(Collected data entries)
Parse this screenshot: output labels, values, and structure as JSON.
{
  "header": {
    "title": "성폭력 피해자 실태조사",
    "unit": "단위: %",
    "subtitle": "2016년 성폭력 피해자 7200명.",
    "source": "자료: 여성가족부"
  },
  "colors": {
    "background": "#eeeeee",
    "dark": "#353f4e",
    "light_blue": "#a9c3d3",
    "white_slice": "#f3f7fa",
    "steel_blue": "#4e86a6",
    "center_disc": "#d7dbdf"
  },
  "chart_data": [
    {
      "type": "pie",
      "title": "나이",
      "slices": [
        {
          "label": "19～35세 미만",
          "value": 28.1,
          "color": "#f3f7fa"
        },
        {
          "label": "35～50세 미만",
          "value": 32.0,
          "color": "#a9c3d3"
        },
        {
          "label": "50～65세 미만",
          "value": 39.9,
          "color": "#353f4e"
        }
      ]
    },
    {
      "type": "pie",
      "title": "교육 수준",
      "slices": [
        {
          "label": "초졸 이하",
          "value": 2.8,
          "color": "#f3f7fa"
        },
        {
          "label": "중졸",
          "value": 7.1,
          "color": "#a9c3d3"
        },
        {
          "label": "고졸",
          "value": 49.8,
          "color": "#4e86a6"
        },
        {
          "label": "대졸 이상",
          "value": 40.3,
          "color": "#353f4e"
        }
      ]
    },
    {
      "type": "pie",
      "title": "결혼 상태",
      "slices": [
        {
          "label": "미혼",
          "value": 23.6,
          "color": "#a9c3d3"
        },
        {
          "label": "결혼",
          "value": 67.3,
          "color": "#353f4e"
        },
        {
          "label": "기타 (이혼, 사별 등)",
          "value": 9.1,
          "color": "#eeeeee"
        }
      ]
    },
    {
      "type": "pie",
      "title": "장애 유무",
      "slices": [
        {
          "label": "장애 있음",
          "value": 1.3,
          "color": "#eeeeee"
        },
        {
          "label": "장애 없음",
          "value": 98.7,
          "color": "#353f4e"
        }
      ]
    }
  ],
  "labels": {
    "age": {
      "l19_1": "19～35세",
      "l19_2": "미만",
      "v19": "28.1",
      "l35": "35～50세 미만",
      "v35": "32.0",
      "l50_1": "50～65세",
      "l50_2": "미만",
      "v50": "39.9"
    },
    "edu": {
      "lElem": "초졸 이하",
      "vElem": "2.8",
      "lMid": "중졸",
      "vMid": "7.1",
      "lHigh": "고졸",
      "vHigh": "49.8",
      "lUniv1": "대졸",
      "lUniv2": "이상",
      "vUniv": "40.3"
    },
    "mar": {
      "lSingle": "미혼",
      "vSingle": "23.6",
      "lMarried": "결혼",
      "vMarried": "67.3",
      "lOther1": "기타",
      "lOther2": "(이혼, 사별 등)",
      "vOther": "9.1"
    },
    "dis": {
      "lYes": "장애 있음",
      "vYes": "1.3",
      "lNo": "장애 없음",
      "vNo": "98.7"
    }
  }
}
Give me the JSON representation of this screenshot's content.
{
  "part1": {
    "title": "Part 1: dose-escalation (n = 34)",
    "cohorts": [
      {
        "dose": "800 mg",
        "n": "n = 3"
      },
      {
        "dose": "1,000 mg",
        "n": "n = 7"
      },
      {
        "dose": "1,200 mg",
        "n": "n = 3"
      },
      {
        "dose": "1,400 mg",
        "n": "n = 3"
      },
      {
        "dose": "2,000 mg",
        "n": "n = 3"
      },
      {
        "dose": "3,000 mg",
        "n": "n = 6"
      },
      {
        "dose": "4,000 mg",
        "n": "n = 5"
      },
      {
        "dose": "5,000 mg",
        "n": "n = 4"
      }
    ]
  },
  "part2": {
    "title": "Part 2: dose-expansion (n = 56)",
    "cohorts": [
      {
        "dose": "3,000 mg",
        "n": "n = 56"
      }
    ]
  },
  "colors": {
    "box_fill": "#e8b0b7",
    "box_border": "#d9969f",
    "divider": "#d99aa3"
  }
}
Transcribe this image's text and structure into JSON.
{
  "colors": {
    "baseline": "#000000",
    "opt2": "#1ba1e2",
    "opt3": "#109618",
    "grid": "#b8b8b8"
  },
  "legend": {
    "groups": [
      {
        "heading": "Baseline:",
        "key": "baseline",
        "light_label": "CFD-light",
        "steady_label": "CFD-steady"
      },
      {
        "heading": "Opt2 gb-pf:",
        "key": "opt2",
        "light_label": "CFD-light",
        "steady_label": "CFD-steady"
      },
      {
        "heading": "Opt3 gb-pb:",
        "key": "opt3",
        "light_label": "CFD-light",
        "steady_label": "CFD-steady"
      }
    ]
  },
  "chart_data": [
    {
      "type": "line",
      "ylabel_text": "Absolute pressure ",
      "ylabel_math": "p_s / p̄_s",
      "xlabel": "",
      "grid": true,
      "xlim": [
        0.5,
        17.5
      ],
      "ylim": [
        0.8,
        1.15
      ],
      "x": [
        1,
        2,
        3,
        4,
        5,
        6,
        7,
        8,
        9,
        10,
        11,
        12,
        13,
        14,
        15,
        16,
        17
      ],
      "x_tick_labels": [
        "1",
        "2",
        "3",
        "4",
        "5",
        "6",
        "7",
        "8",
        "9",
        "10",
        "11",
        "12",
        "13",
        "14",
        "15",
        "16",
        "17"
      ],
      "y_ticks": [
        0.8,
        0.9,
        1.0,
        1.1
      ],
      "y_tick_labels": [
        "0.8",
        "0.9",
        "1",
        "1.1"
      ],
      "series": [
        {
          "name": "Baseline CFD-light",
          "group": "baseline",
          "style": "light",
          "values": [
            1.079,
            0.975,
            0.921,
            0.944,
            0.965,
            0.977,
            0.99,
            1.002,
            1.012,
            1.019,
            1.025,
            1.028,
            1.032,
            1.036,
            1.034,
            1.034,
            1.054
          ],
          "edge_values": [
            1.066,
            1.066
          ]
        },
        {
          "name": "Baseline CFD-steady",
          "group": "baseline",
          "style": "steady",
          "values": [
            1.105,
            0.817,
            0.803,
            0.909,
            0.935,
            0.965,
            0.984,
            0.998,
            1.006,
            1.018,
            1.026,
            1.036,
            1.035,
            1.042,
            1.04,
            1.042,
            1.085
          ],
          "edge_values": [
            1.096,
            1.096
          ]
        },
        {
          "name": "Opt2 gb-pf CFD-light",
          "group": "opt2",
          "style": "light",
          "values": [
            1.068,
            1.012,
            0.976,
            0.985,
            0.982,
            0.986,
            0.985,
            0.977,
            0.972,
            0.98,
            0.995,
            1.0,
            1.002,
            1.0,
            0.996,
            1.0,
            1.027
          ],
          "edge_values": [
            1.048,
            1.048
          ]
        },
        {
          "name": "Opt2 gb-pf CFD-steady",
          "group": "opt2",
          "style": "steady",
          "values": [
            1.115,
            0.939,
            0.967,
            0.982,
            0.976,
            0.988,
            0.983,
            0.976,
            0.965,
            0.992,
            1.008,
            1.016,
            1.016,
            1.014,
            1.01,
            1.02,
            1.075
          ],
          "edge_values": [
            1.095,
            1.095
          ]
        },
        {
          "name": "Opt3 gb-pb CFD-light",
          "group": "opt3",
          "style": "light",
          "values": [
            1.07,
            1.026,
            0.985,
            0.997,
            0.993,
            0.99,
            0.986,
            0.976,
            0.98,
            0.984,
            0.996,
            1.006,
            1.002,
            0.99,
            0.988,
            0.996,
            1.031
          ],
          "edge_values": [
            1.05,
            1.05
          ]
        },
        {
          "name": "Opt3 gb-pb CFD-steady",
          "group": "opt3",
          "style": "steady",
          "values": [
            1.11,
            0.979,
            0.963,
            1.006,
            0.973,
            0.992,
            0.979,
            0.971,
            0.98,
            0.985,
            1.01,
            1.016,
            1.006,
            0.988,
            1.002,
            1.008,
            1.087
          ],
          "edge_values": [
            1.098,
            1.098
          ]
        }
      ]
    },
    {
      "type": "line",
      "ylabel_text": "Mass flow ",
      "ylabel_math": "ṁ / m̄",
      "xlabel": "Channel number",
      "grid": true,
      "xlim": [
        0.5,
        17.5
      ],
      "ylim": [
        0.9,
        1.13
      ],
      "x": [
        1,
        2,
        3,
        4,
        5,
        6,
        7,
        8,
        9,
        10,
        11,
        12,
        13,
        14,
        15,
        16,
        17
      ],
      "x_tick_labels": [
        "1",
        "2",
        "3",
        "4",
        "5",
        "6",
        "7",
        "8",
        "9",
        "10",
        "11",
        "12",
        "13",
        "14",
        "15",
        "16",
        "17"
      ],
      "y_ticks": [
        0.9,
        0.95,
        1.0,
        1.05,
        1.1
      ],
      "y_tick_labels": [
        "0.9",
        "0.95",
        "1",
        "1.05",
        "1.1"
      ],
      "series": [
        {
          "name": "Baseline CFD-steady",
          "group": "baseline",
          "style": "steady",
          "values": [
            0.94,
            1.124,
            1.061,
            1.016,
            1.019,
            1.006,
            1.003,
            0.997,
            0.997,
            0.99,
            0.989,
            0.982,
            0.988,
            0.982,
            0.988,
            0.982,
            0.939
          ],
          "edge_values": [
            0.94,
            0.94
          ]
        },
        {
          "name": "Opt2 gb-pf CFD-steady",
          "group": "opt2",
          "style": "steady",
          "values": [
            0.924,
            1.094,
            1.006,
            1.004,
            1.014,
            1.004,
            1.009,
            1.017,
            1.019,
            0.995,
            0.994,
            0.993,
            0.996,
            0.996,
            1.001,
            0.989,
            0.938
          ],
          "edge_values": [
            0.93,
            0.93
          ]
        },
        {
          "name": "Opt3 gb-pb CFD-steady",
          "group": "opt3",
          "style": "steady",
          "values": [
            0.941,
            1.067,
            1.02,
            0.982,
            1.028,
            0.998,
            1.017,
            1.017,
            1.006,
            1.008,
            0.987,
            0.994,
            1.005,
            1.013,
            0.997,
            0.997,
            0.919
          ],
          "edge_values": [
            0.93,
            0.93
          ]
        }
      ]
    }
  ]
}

**What to work on**: Locate the word "JSON" in the data above. Copy every line carrying it.

**Full answer**:
Parse this screenshot: output labels, values, and structure as JSON.
Give me the JSON representation of this screenshot's content.
Transcribe this image's text and structure into JSON.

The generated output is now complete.